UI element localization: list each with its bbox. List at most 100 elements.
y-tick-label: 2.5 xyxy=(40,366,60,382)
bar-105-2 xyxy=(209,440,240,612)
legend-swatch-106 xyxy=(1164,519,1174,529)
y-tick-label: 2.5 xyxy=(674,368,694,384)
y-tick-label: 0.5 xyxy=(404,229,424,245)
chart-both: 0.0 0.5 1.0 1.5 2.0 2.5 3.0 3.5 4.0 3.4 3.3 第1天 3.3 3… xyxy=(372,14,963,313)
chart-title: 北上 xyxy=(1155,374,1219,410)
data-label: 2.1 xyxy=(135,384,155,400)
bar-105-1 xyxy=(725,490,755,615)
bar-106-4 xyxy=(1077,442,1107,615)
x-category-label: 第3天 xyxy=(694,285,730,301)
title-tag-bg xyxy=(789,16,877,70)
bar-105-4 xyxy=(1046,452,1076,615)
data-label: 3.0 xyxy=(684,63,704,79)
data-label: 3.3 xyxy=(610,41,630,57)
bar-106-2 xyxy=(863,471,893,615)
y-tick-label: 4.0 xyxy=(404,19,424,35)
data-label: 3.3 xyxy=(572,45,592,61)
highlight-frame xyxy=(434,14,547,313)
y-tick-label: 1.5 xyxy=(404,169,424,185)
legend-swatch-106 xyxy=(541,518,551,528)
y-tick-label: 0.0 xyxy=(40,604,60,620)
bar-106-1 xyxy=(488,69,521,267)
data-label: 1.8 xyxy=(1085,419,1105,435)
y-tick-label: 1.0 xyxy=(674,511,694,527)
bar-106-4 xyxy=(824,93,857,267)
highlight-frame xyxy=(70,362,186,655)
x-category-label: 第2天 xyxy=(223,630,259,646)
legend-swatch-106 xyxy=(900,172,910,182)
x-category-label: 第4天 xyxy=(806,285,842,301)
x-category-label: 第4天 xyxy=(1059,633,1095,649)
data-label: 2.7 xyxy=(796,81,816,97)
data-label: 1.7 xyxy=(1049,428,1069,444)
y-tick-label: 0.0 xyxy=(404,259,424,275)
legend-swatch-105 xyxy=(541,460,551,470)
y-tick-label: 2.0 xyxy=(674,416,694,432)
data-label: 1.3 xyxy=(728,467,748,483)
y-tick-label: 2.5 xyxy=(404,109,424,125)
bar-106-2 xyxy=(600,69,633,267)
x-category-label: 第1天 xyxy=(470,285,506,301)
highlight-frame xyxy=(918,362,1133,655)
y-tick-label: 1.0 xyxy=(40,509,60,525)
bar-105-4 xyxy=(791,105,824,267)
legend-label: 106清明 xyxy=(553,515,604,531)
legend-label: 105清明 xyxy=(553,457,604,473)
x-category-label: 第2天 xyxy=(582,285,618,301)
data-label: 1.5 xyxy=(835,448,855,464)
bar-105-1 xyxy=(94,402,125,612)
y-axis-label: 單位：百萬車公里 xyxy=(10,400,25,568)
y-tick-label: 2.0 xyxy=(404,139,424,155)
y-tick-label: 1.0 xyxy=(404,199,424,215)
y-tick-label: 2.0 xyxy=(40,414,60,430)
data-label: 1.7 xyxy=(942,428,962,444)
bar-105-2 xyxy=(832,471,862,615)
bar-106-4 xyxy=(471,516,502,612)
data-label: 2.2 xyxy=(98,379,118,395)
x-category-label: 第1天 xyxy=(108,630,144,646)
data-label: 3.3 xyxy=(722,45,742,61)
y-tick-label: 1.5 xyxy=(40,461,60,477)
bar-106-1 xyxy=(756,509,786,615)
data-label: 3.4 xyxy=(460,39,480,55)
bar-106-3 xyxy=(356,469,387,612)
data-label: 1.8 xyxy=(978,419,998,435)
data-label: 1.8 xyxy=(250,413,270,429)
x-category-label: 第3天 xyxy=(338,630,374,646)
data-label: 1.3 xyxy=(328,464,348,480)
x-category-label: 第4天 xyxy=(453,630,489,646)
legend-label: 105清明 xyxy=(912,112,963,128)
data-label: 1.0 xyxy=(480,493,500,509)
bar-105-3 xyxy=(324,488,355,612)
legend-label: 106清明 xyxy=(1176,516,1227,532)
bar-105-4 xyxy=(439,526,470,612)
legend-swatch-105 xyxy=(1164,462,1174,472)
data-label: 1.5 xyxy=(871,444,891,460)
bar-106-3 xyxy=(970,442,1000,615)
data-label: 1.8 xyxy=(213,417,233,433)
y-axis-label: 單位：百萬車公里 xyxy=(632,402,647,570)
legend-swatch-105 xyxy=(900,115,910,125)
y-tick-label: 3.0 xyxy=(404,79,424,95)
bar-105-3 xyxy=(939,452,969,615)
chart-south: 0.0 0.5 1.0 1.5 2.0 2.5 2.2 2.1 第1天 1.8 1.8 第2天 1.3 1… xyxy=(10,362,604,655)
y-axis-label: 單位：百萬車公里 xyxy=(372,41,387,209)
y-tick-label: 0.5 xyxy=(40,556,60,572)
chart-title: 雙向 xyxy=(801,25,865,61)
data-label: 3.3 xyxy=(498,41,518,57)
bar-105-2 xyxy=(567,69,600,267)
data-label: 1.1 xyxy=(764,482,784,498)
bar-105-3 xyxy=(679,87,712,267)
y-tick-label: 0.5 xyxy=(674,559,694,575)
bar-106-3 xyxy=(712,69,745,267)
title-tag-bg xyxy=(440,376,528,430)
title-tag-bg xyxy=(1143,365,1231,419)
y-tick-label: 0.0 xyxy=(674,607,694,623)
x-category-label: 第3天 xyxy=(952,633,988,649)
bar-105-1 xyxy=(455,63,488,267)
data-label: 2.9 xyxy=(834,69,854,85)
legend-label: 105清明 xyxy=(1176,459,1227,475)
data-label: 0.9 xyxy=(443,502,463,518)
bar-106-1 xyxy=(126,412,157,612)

» **WORK TO DO**
Present all of the rows above as a Markdown table with the columns "No." and "Entry", numbering each row and leaving out blank lines.

» **EXERCISE RESULT**
| No. | Entry |
|---|---|
| 1 | UI element localization: list each with its bbox. List at most 100 elements. |
| 2 | y-tick-label: 2.5 xyxy=(40,366,60,382) |
| 3 | bar-105-2 xyxy=(209,440,240,612) |
| 4 | legend-swatch-106 xyxy=(1164,519,1174,529) |
| 5 | y-tick-label: 2.5 xyxy=(674,368,694,384) |
| 6 | y-tick-label: 0.5 xyxy=(404,229,424,245) |
| 7 | chart-both: 0.0 0.5 1.0 1.5 2.0 2.5 3.0 3.5 4.0 3.4 3.3 第1天 3.3 3… xyxy=(372,14,963,313) |
| 8 | chart-title: 北上 xyxy=(1155,374,1219,410) |
| 9 | data-label: 2.1 xyxy=(135,384,155,400) |
| 10 | bar-105-1 xyxy=(725,490,755,615) |
| 11 | bar-106-4 xyxy=(1077,442,1107,615) |
| 12 | x-category-label: 第3天 xyxy=(694,285,730,301) |
| 13 | title-tag-bg xyxy=(789,16,877,70) |
| 14 | bar-105-4 xyxy=(1046,452,1076,615) |
| 15 | data-label: 3.0 xyxy=(684,63,704,79) |
| 16 | data-label: 3.3 xyxy=(610,41,630,57) |
| 17 | bar-106-2 xyxy=(863,471,893,615) |
| 18 | y-tick-label: 4.0 xyxy=(404,19,424,35) |
| 19 | data-label: 3.3 xyxy=(572,45,592,61) |
| 20 | highlight-frame xyxy=(434,14,547,313) |
| 21 | y-tick-label: 1.5 xyxy=(404,169,424,185) |
| 22 | legend-swatch-106 xyxy=(541,518,551,528) |
| 23 | y-tick-label: 0.0 xyxy=(40,604,60,620) |
| 24 | bar-106-1 xyxy=(488,69,521,267) |
| 25 | data-label: 1.8 xyxy=(1085,419,1105,435) |
| 26 | y-tick-label: 1.0 xyxy=(674,511,694,527) |
| 27 | bar-106-4 xyxy=(824,93,857,267) |
| 28 | highlight-frame xyxy=(70,362,186,655) |
| 29 | x-category-label: 第2天 xyxy=(223,630,259,646) |
| 30 | legend-swatch-106 xyxy=(900,172,910,182) |
| 31 | x-category-label: 第4天 xyxy=(806,285,842,301) |
| 32 | x-category-label: 第4天 xyxy=(1059,633,1095,649) |
| 33 | data-label: 2.7 xyxy=(796,81,816,97) |
| 34 | data-label: 1.7 xyxy=(1049,428,1069,444) |
| 35 | y-tick-label: 0.0 xyxy=(404,259,424,275) |
| 36 | legend-swatch-105 xyxy=(541,460,551,470) |
| 37 | y-tick-label: 2.0 xyxy=(674,416,694,432) |
| 38 | data-label: 1.3 xyxy=(728,467,748,483) |
| 39 | y-tick-label: 2.5 xyxy=(404,109,424,125) |
| 40 | bar-106-2 xyxy=(600,69,633,267) |
| 41 | x-category-label: 第1天 xyxy=(470,285,506,301) |
| 42 | highlight-frame xyxy=(918,362,1133,655) |
| 43 | y-tick-label: 1.0 xyxy=(40,509,60,525) |
| 44 | bar-105-4 xyxy=(791,105,824,267) |
| 45 | legend-label: 106清明 xyxy=(553,515,604,531) |
| 46 | legend-label: 105清明 xyxy=(553,457,604,473) |
| 47 | x-category-label: 第2天 xyxy=(582,285,618,301) |
| 48 | data-label: 1.5 xyxy=(835,448,855,464) |
| 49 | bar-105-1 xyxy=(94,402,125,612) |
| 50 | y-axis-label: 單位：百萬車公里 xyxy=(10,400,25,568) |
| 51 | y-tick-label: 2.0 xyxy=(404,139,424,155) |
| 52 | y-tick-label: 1.0 xyxy=(404,199,424,215) |
| 53 | y-tick-label: 2.0 xyxy=(40,414,60,430) |
| 54 | data-label: 1.7 xyxy=(942,428,962,444) |
| 55 | bar-105-2 xyxy=(832,471,862,615) |
| 56 | bar-106-4 xyxy=(471,516,502,612) |
| 57 | data-label: 2.2 xyxy=(98,379,118,395) |
| 58 | x-category-label: 第1天 xyxy=(108,630,144,646) |
| 59 | data-label: 3.3 xyxy=(722,45,742,61) |
| 60 | y-tick-label: 1.5 xyxy=(40,461,60,477) |
| 61 | bar-106-1 xyxy=(756,509,786,615) |
| 62 | data-label: 3.4 xyxy=(460,39,480,55) |
| 63 | bar-106-3 xyxy=(356,469,387,612) |
| 64 | data-label: 1.8 xyxy=(978,419,998,435) |
| 65 | data-label: 1.8 xyxy=(250,413,270,429) |
| 66 | x-category-label: 第3天 xyxy=(338,630,374,646) |
| 67 | data-label: 1.3 xyxy=(328,464,348,480) |
| 68 | x-category-label: 第4天 xyxy=(453,630,489,646) |
| 69 | legend-label: 105清明 xyxy=(912,112,963,128) |
| 70 | data-label: 1.0 xyxy=(480,493,500,509) |
| 71 | bar-105-3 xyxy=(324,488,355,612) |
| 72 | legend-label: 106清明 xyxy=(1176,516,1227,532) |
| 73 | bar-105-4 xyxy=(439,526,470,612) |
| 74 | legend-swatch-105 xyxy=(1164,462,1174,472) |
| 75 | data-label: 1.5 xyxy=(871,444,891,460) |
| 76 | bar-106-3 xyxy=(970,442,1000,615) |
| 77 | data-label: 1.8 xyxy=(213,417,233,433) |
| 78 | y-axis-label: 單位：百萬車公里 xyxy=(632,402,647,570) |
| 79 | legend-swatch-105 xyxy=(900,115,910,125) |
| 80 | y-tick-label: 3.0 xyxy=(404,79,424,95) |
| 81 | bar-105-3 xyxy=(939,452,969,615) |
| 82 | chart-south: 0.0 0.5 1.0 1.5 2.0 2.5 2.2 2.1 第1天 1.8 1.8 第2天 1.3 1… xyxy=(10,362,604,655) |
| 83 | y-axis-label: 單位：百萬車公里 xyxy=(372,41,387,209) |
| 84 | y-tick-label: 0.5 xyxy=(40,556,60,572) |
| 85 | chart-title: 雙向 xyxy=(801,25,865,61) |
| 86 | data-label: 3.3 xyxy=(498,41,518,57) |
| 87 | bar-105-2 xyxy=(567,69,600,267) |
| 88 | data-label: 1.1 xyxy=(764,482,784,498) |
| 89 | bar-105-3 xyxy=(679,87,712,267) |
| 90 | y-tick-label: 0.5 xyxy=(674,559,694,575) |
| 91 | bar-106-3 xyxy=(712,69,745,267) |
| 92 | title-tag-bg xyxy=(440,376,528,430) |
| 93 | title-tag-bg xyxy=(1143,365,1231,419) |
| 94 | y-tick-label: 0.0 xyxy=(674,607,694,623) |
| 95 | x-category-label: 第3天 xyxy=(952,633,988,649) |
| 96 | bar-105-1 xyxy=(455,63,488,267) |
| 97 | data-label: 2.9 xyxy=(834,69,854,85) |
| 98 | legend-label: 105清明 xyxy=(1176,459,1227,475) |
| 99 | data-label: 0.9 xyxy=(443,502,463,518) |
| 100 | bar-106-1 xyxy=(126,412,157,612) |